Return each line of the material verbatim.
------------------------------
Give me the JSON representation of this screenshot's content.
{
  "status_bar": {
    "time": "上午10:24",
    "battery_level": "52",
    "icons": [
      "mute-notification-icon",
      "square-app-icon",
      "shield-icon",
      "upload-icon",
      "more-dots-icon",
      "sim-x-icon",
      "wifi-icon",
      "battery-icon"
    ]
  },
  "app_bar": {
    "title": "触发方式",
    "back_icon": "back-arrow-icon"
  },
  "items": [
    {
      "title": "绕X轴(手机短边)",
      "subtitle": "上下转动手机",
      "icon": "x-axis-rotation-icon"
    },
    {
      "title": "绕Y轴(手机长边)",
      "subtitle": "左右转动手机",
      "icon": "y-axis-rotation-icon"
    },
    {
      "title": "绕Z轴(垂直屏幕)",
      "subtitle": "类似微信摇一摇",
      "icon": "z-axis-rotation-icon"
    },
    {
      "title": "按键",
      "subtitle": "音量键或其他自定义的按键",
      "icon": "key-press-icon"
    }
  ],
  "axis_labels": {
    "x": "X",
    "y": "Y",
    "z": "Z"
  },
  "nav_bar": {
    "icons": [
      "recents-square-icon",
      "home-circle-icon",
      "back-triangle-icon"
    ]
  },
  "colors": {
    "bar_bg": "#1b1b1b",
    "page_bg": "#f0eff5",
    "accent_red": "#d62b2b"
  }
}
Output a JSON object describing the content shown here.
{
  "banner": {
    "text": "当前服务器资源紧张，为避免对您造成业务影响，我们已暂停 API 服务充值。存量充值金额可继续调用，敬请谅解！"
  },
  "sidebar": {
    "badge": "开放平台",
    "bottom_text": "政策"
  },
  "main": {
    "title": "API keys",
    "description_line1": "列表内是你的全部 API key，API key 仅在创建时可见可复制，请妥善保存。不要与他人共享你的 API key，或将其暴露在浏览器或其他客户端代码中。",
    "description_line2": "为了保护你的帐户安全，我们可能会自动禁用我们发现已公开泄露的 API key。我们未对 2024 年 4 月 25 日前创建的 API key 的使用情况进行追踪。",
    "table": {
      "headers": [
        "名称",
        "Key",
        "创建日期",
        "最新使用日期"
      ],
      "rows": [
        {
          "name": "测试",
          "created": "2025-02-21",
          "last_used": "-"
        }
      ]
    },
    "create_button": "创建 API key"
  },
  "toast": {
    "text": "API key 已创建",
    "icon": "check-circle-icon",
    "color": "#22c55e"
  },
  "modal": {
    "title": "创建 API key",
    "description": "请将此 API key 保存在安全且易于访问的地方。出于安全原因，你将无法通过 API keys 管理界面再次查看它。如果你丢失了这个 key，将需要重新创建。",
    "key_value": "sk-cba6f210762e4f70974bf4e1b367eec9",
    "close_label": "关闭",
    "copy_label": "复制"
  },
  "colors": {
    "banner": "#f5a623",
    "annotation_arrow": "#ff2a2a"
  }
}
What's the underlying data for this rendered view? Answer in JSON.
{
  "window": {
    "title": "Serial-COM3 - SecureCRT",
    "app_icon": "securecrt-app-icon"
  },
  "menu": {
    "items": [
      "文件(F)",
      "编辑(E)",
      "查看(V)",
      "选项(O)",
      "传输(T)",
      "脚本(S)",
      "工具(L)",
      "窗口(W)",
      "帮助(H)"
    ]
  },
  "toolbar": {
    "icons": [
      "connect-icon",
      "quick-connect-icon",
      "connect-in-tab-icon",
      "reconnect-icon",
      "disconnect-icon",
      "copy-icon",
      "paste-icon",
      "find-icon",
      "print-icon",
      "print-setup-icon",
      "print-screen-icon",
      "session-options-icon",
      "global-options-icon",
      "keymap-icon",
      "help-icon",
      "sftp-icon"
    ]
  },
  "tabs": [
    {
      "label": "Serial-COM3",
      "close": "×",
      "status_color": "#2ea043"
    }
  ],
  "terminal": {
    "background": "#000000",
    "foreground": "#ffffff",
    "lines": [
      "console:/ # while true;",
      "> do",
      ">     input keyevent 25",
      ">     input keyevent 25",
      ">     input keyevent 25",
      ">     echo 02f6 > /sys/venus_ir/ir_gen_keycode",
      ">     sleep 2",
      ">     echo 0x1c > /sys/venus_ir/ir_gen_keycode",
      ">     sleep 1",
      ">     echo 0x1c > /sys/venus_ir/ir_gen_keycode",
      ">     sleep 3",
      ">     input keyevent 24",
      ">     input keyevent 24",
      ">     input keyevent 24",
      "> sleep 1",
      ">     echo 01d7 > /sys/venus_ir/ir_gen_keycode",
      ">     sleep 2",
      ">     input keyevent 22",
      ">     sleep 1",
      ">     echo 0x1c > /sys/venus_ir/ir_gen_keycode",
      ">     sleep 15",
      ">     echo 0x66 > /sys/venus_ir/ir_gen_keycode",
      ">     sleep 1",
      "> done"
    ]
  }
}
------------------------------
(THE REPLY)
Give me the JSON representation of this screenshot's content.
{
  "status_bar": {
    "time": "上午10:24",
    "battery_level": "52",
    "icons": [
      "mute-notification-icon",
      "square-app-icon",
      "shield-icon",
      "upload-icon",
      "more-dots-icon",
      "sim-x-icon",
      "wifi-icon",
      "battery-icon"
    ]
  },
  "app_bar": {
    "title": "触发方式",
    "back_icon": "back-arrow-icon"
  },
  "items": [
    {
      "title": "绕X轴(手机短边)",
      "subtitle": "上下转动手机",
      "icon": "x-axis-rotation-icon"
    },
    {
      "title": "绕Y轴(手机长边)",
      "subtitle": "左右转动手机",
      "icon": "y-axis-rotation-icon"
    },
    {
      "title": "绕Z轴(垂直屏幕)",
      "subtitle": "类似微信摇一摇",
      "icon": "z-axis-rotation-icon"
    },
    {
      "title": "按键",
      "subtitle": "音量键或其他自定义的按键",
      "icon": "key-press-icon"
    }
  ],
  "axis_labels": {
    "x": "X",
    "y": "Y",
    "z": "Z"
  },
  "nav_bar": {
    "icons": [
      "recents-square-icon",
      "home-circle-icon",
      "back-triangle-icon"
    ]
  },
  "colors": {
    "bar_bg": "#1b1b1b",
    "page_bg": "#f0eff5",
    "accent_red": "#d62b2b"
  }
}
Output a JSON object describing the content shown here.
{
  "banner": {
    "text": "当前服务器资源紧张，为避免对您造成业务影响，我们已暂停 API 服务充值。存量充值金额可继续调用，敬请谅解！"
  },
  "sidebar": {
    "badge": "开放平台",
    "bottom_text": "政策"
  },
  "main": {
    "title": "API keys",
    "description_line1": "列表内是你的全部 API key，API key 仅在创建时可见可复制，请妥善保存。不要与他人共享你的 API key，或将其暴露在浏览器或其他客户端代码中。",
    "description_line2": "为了保护你的帐户安全，我们可能会自动禁用我们发现已公开泄露的 API key。我们未对 2024 年 4 月 25 日前创建的 API key 的使用情况进行追踪。",
    "table": {
      "headers": [
        "名称",
        "Key",
        "创建日期",
        "最新使用日期"
      ],
      "rows": [
        {
          "name": "测试",
          "created": "2025-02-21",
          "last_used": "-"
        }
      ]
    },
    "create_button": "创建 API key"
  },
  "toast": {
    "text": "API key 已创建",
    "icon": "check-circle-icon",
    "color": "#22c55e"
  },
  "modal": {
    "title": "创建 API key",
    "description": "请将此 API key 保存在安全且易于访问的地方。出于安全原因，你将无法通过 API keys 管理界面再次查看它。如果你丢失了这个 key，将需要重新创建。",
    "key_value": "sk-cba6f210762e4f70974bf4e1b367eec9",
    "close_label": "关闭",
    "copy_label": "复制"
  },
  "colors": {
    "banner": "#f5a623",
    "annotation_arrow": "#ff2a2a"
  }
}
What's the underlying data for this rendered view? Answer in JSON.
{
  "window": {
    "title": "Serial-COM3 - SecureCRT",
    "app_icon": "securecrt-app-icon"
  },
  "menu": {
    "items": [
      "文件(F)",
      "编辑(E)",
      "查看(V)",
      "选项(O)",
      "传输(T)",
      "脚本(S)",
      "工具(L)",
      "窗口(W)",
      "帮助(H)"
    ]
  },
  "toolbar": {
    "icons": [
      "connect-icon",
      "quick-connect-icon",
      "connect-in-tab-icon",
      "reconnect-icon",
      "disconnect-icon",
      "copy-icon",
      "paste-icon",
      "find-icon",
      "print-icon",
      "print-setup-icon",
      "print-screen-icon",
      "session-options-icon",
      "global-options-icon",
      "keymap-icon",
      "help-icon",
      "sftp-icon"
    ]
  },
  "tabs": [
    {
      "label": "Serial-COM3",
      "close": "×",
      "status_color": "#2ea043"
    }
  ],
  "terminal": {
    "background": "#000000",
    "foreground": "#ffffff",
    "lines": [
      "console:/ # while true;",
      "> do",
      ">     input keyevent 25",
      ">     input keyevent 25",
      ">     input keyevent 25",
      ">     echo 02f6 > /sys/venus_ir/ir_gen_keycode",
      ">     sleep 2",
      ">     echo 0x1c > /sys/venus_ir/ir_gen_keycode",
      ">     sleep 1",
      ">     echo 0x1c > /sys/venus_ir/ir_gen_keycode",
      ">     sleep 3",
      ">     input keyevent 24",
      ">     input keyevent 24",
      ">     input keyevent 24",
      "> sleep 1",
      ">     echo 01d7 > /sys/venus_ir/ir_gen_keycode",
      ">     sleep 2",
      ">     input keyevent 22",
      ">     sleep 1",
      ">     echo 0x1c > /sys/venus_ir/ir_gen_keycode",
      ">     sleep 15",
      ">     echo 0x66 > /sys/venus_ir/ir_gen_keycode",
      ">     sleep 1",
      "> done"
    ]
  }
}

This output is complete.